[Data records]
-- START --

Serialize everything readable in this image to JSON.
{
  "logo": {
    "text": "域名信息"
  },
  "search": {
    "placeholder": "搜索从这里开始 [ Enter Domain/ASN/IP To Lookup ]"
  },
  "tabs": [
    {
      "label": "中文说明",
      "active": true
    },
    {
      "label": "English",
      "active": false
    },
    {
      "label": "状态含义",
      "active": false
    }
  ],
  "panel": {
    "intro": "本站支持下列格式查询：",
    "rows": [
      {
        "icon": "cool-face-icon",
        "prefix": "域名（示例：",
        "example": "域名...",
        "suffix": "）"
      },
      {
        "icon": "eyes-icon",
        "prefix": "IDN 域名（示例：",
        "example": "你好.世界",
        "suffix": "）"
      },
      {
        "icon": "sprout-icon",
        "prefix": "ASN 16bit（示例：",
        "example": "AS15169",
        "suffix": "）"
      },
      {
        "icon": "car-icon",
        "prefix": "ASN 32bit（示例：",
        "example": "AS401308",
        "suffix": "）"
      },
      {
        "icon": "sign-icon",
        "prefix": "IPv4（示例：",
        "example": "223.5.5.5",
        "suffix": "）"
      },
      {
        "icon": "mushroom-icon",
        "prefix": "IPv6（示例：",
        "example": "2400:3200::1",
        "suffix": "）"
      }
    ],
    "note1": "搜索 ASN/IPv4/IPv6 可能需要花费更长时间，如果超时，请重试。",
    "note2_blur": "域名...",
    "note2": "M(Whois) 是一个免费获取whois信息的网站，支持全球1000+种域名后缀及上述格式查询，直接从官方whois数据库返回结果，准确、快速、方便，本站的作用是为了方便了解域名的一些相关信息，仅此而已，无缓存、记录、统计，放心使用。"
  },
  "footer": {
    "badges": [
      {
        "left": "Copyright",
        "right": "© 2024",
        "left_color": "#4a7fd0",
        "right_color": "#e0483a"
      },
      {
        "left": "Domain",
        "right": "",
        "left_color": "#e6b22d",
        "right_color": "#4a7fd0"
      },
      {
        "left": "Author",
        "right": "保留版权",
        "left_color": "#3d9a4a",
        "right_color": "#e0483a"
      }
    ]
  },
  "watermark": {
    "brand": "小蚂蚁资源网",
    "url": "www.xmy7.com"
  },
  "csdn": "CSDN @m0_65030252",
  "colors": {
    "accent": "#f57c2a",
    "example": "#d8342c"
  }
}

-- END --
-- START --

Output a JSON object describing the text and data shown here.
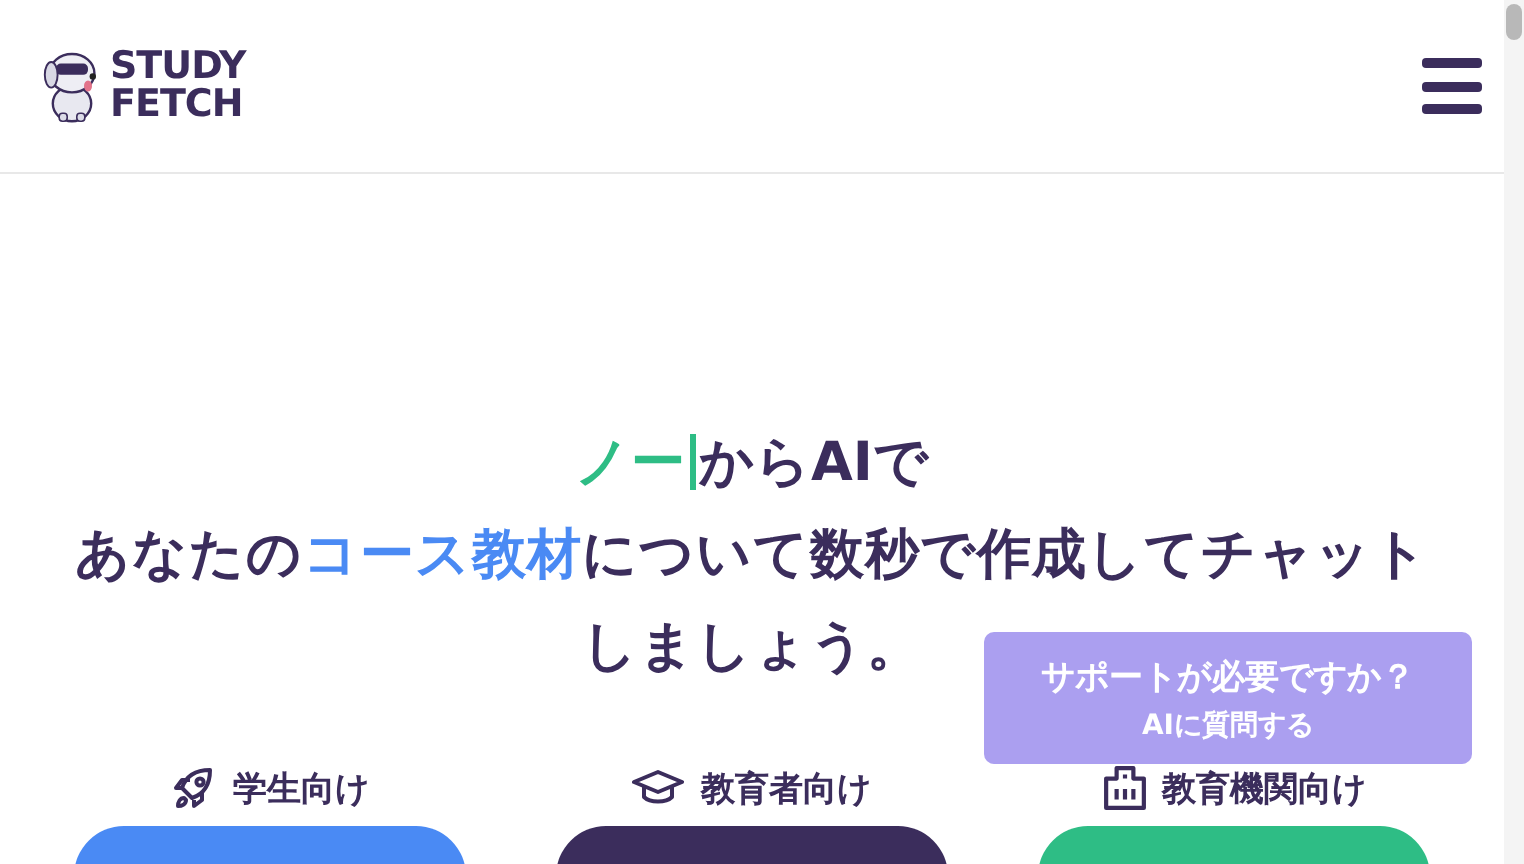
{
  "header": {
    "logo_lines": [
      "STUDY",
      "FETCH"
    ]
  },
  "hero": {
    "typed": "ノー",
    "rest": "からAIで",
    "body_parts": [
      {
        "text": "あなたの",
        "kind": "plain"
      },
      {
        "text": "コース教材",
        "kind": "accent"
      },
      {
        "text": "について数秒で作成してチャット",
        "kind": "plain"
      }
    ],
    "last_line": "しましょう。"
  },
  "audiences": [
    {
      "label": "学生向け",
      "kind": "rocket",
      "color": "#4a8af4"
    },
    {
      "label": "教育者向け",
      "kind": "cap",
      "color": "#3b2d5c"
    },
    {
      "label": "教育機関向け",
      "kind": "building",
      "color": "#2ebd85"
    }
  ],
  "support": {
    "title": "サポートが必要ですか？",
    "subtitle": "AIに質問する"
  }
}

-- END --

Please list every line of the records that contains "kind".

● ANSWER TO THIS EXERCISE
        "kind": "plain"
        "kind": "accent"
        "kind": "plain"
      "kind": "rocket",
      "kind": "cap",
      "kind": "building",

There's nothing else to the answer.